▸ **EXERCISE BRIEF**
Extract the full listing below without altering a single character.

Part of a data file
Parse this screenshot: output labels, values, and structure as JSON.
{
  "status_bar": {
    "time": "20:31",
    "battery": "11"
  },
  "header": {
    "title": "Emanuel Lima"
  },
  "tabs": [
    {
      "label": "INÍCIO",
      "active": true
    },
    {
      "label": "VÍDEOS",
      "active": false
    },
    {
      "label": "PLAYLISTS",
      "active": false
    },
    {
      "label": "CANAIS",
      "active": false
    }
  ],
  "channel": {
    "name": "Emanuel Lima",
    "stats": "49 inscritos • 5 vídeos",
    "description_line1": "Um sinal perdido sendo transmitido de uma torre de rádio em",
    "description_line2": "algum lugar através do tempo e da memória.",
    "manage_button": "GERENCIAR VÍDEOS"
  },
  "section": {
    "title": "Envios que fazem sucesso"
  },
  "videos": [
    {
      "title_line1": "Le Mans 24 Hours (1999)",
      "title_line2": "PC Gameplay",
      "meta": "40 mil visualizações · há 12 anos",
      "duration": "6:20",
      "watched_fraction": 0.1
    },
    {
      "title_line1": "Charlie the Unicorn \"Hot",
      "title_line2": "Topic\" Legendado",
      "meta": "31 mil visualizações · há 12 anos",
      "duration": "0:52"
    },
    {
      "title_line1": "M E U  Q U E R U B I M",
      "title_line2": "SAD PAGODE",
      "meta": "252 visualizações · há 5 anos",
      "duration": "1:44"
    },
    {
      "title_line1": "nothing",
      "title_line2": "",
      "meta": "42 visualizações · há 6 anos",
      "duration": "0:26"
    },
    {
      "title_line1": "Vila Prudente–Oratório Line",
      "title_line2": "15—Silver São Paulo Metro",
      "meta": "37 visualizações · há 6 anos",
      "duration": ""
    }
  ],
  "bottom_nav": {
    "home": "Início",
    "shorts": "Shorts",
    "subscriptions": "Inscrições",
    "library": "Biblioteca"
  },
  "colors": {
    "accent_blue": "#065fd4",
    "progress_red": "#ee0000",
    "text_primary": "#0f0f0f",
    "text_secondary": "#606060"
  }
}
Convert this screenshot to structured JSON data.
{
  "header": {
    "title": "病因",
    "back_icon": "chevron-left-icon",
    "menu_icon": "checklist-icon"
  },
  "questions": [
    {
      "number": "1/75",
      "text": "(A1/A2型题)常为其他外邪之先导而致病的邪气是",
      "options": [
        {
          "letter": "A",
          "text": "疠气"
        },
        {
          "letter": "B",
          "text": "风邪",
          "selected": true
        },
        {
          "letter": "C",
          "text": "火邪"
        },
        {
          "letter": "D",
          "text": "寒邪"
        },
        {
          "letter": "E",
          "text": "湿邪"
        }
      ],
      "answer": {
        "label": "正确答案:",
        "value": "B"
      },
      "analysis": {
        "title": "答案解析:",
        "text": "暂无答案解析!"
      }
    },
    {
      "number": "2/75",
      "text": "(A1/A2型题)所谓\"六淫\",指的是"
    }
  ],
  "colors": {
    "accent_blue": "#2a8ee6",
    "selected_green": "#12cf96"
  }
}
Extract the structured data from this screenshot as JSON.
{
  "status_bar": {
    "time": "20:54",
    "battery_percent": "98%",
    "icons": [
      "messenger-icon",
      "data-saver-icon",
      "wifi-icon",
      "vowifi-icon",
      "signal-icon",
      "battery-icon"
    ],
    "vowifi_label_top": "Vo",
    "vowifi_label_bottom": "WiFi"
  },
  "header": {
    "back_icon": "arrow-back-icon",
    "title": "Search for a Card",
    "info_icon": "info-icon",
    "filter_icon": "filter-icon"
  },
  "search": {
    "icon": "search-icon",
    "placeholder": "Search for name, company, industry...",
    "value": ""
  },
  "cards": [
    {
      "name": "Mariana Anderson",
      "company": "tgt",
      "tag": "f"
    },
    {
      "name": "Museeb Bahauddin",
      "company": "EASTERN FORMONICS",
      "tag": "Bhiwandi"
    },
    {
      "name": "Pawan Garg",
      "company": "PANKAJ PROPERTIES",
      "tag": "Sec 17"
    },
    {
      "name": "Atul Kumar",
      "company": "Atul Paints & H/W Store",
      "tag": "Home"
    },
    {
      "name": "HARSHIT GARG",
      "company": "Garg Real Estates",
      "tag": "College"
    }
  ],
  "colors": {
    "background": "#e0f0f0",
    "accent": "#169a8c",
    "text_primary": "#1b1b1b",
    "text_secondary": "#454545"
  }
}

▸ **SOLUTION TO THIS TASK**
Parse this screenshot: output labels, values, and structure as JSON.
{
  "status_bar": {
    "time": "20:31",
    "battery": "11"
  },
  "header": {
    "title": "Emanuel Lima"
  },
  "tabs": [
    {
      "label": "INÍCIO",
      "active": true
    },
    {
      "label": "VÍDEOS",
      "active": false
    },
    {
      "label": "PLAYLISTS",
      "active": false
    },
    {
      "label": "CANAIS",
      "active": false
    }
  ],
  "channel": {
    "name": "Emanuel Lima",
    "stats": "49 inscritos • 5 vídeos",
    "description_line1": "Um sinal perdido sendo transmitido de uma torre de rádio em",
    "description_line2": "algum lugar através do tempo e da memória.",
    "manage_button": "GERENCIAR VÍDEOS"
  },
  "section": {
    "title": "Envios que fazem sucesso"
  },
  "videos": [
    {
      "title_line1": "Le Mans 24 Hours (1999)",
      "title_line2": "PC Gameplay",
      "meta": "40 mil visualizações · há 12 anos",
      "duration": "6:20",
      "watched_fraction": 0.1
    },
    {
      "title_line1": "Charlie the Unicorn \"Hot",
      "title_line2": "Topic\" Legendado",
      "meta": "31 mil visualizações · há 12 anos",
      "duration": "0:52"
    },
    {
      "title_line1": "M E U  Q U E R U B I M",
      "title_line2": "SAD PAGODE",
      "meta": "252 visualizações · há 5 anos",
      "duration": "1:44"
    },
    {
      "title_line1": "nothing",
      "title_line2": "",
      "meta": "42 visualizações · há 6 anos",
      "duration": "0:26"
    },
    {
      "title_line1": "Vila Prudente–Oratório Line",
      "title_line2": "15—Silver São Paulo Metro",
      "meta": "37 visualizações · há 6 anos",
      "duration": ""
    }
  ],
  "bottom_nav": {
    "home": "Início",
    "shorts": "Shorts",
    "subscriptions": "Inscrições",
    "library": "Biblioteca"
  },
  "colors": {
    "accent_blue": "#065fd4",
    "progress_red": "#ee0000",
    "text_primary": "#0f0f0f",
    "text_secondary": "#606060"
  }
}
Convert this screenshot to structured JSON data.
{
  "header": {
    "title": "病因",
    "back_icon": "chevron-left-icon",
    "menu_icon": "checklist-icon"
  },
  "questions": [
    {
      "number": "1/75",
      "text": "(A1/A2型题)常为其他外邪之先导而致病的邪气是",
      "options": [
        {
          "letter": "A",
          "text": "疠气"
        },
        {
          "letter": "B",
          "text": "风邪",
          "selected": true
        },
        {
          "letter": "C",
          "text": "火邪"
        },
        {
          "letter": "D",
          "text": "寒邪"
        },
        {
          "letter": "E",
          "text": "湿邪"
        }
      ],
      "answer": {
        "label": "正确答案:",
        "value": "B"
      },
      "analysis": {
        "title": "答案解析:",
        "text": "暂无答案解析!"
      }
    },
    {
      "number": "2/75",
      "text": "(A1/A2型题)所谓\"六淫\",指的是"
    }
  ],
  "colors": {
    "accent_blue": "#2a8ee6",
    "selected_green": "#12cf96"
  }
}
Extract the structured data from this screenshot as JSON.
{
  "status_bar": {
    "time": "20:54",
    "battery_percent": "98%",
    "icons": [
      "messenger-icon",
      "data-saver-icon",
      "wifi-icon",
      "vowifi-icon",
      "signal-icon",
      "battery-icon"
    ],
    "vowifi_label_top": "Vo",
    "vowifi_label_bottom": "WiFi"
  },
  "header": {
    "back_icon": "arrow-back-icon",
    "title": "Search for a Card",
    "info_icon": "info-icon",
    "filter_icon": "filter-icon"
  },
  "search": {
    "icon": "search-icon",
    "placeholder": "Search for name, company, industry...",
    "value": ""
  },
  "cards": [
    {
      "name": "Mariana Anderson",
      "company": "tgt",
      "tag": "f"
    },
    {
      "name": "Museeb Bahauddin",
      "company": "EASTERN FORMONICS",
      "tag": "Bhiwandi"
    },
    {
      "name": "Pawan Garg",
      "company": "PANKAJ PROPERTIES",
      "tag": "Sec 17"
    },
    {
      "name": "Atul Kumar",
      "company": "Atul Paints & H/W Store",
      "tag": "Home"
    },
    {
      "name": "HARSHIT GARG",
      "company": "Garg Real Estates",
      "tag": "College"
    }
  ],
  "colors": {
    "background": "#e0f0f0",
    "accent": "#169a8c",
    "text_primary": "#1b1b1b",
    "text_secondary": "#454545"
  }
}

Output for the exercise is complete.